↓↓↓

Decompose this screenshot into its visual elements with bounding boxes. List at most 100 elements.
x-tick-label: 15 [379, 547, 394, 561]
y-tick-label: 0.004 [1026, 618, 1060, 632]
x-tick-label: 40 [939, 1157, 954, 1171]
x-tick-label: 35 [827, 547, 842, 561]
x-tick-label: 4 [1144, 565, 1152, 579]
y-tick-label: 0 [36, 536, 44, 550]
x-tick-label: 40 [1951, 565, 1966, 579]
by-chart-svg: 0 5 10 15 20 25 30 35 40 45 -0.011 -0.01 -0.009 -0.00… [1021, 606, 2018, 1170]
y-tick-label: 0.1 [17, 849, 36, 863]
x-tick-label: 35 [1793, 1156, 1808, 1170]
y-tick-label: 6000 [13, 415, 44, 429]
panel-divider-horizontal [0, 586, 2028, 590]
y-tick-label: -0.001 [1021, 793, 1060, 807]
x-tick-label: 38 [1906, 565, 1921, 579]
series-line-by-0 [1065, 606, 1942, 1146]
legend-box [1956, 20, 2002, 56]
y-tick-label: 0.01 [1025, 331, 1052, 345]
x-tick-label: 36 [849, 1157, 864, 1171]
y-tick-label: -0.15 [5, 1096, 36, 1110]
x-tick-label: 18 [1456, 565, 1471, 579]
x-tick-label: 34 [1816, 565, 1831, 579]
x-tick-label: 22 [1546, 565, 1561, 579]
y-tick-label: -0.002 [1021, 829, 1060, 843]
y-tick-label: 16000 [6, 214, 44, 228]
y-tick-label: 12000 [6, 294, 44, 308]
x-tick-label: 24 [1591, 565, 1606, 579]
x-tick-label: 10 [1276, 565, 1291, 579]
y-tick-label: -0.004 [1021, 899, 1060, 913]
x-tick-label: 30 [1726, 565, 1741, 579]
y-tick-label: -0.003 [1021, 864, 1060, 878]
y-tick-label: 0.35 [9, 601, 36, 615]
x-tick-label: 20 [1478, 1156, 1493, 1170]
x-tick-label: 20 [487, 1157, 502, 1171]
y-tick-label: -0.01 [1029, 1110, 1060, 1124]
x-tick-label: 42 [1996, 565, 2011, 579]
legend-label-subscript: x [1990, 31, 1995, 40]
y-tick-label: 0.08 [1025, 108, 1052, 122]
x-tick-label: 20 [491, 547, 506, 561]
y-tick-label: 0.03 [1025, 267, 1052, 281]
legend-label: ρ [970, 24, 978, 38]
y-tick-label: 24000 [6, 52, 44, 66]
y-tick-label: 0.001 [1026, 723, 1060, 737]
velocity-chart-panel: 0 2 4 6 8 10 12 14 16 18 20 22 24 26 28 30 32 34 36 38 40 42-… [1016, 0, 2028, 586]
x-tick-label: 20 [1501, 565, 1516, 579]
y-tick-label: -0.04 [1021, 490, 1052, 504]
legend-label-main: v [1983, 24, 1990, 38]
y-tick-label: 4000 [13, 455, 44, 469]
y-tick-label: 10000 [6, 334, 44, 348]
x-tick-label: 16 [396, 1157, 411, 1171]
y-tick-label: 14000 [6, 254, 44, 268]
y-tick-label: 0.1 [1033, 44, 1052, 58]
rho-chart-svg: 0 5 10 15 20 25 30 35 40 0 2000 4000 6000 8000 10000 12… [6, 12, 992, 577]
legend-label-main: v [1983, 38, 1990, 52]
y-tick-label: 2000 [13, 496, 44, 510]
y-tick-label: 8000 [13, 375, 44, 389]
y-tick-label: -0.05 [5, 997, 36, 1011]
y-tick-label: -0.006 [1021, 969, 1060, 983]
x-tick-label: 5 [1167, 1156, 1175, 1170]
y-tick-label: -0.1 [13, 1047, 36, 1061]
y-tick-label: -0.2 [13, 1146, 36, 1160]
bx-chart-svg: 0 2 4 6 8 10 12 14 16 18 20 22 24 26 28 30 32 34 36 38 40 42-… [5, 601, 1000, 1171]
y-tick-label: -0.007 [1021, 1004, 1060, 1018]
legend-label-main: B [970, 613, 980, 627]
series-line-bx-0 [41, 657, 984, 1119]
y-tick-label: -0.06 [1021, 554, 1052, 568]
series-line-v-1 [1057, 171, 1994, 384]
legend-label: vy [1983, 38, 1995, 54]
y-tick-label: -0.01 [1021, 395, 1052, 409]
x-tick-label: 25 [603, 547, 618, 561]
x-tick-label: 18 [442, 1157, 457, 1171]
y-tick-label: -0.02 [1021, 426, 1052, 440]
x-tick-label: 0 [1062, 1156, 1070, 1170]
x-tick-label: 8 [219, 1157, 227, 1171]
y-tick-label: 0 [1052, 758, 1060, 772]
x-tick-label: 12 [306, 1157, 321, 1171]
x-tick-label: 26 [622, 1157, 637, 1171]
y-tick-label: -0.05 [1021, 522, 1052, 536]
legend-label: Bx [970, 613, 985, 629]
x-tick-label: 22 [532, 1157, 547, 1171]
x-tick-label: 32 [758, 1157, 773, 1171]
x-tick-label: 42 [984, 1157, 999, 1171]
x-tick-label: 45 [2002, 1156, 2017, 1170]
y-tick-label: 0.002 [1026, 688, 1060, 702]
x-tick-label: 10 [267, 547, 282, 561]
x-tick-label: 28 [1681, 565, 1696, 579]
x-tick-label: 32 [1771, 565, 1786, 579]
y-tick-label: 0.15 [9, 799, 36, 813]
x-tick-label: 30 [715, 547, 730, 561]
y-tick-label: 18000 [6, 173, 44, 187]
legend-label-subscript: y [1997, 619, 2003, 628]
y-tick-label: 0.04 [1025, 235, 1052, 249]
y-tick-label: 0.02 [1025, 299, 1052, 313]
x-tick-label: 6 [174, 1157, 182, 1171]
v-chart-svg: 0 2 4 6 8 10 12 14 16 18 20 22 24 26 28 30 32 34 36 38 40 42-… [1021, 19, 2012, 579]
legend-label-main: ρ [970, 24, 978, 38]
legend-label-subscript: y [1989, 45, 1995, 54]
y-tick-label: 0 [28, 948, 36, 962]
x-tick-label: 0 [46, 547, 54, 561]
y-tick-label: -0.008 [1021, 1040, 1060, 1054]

↑↑↑

> [YOUR OBJECTIVE]: Copy the rows from the first line through the line with "y-tick-label: 0.35 [9, 601, 36, 615]", replacing "legend-box" with "legend-frame" and leaving everything else as it is.

> [EXERCISE OUTPUT]:
Decompose this screenshot into its visual elements with bounding boxes. List at most 100 elements.
x-tick-label: 15 [379, 547, 394, 561]
y-tick-label: 0.004 [1026, 618, 1060, 632]
x-tick-label: 40 [939, 1157, 954, 1171]
x-tick-label: 35 [827, 547, 842, 561]
x-tick-label: 4 [1144, 565, 1152, 579]
y-tick-label: 0 [36, 536, 44, 550]
x-tick-label: 40 [1951, 565, 1966, 579]
by-chart-svg: 0 5 10 15 20 25 30 35 40 45 -0.011 -0.01 -0.009 -0.00… [1021, 606, 2018, 1170]
y-tick-label: 0.1 [17, 849, 36, 863]
x-tick-label: 35 [1793, 1156, 1808, 1170]
y-tick-label: 6000 [13, 415, 44, 429]
panel-divider-horizontal [0, 586, 2028, 590]
y-tick-label: -0.001 [1021, 793, 1060, 807]
x-tick-label: 38 [1906, 565, 1921, 579]
series-line-by-0 [1065, 606, 1942, 1146]
legend-frame [1956, 20, 2002, 56]
y-tick-label: 0.01 [1025, 331, 1052, 345]
x-tick-label: 36 [849, 1157, 864, 1171]
y-tick-label: -0.15 [5, 1096, 36, 1110]
x-tick-label: 18 [1456, 565, 1471, 579]
x-tick-label: 34 [1816, 565, 1831, 579]
x-tick-label: 22 [1546, 565, 1561, 579]
y-tick-label: -0.002 [1021, 829, 1060, 843]
y-tick-label: 16000 [6, 214, 44, 228]
y-tick-label: 12000 [6, 294, 44, 308]
x-tick-label: 24 [1591, 565, 1606, 579]
x-tick-label: 10 [1276, 565, 1291, 579]
y-tick-label: -0.004 [1021, 899, 1060, 913]
x-tick-label: 30 [1726, 565, 1741, 579]
y-tick-label: -0.003 [1021, 864, 1060, 878]
y-tick-label: 0.35 [9, 601, 36, 615]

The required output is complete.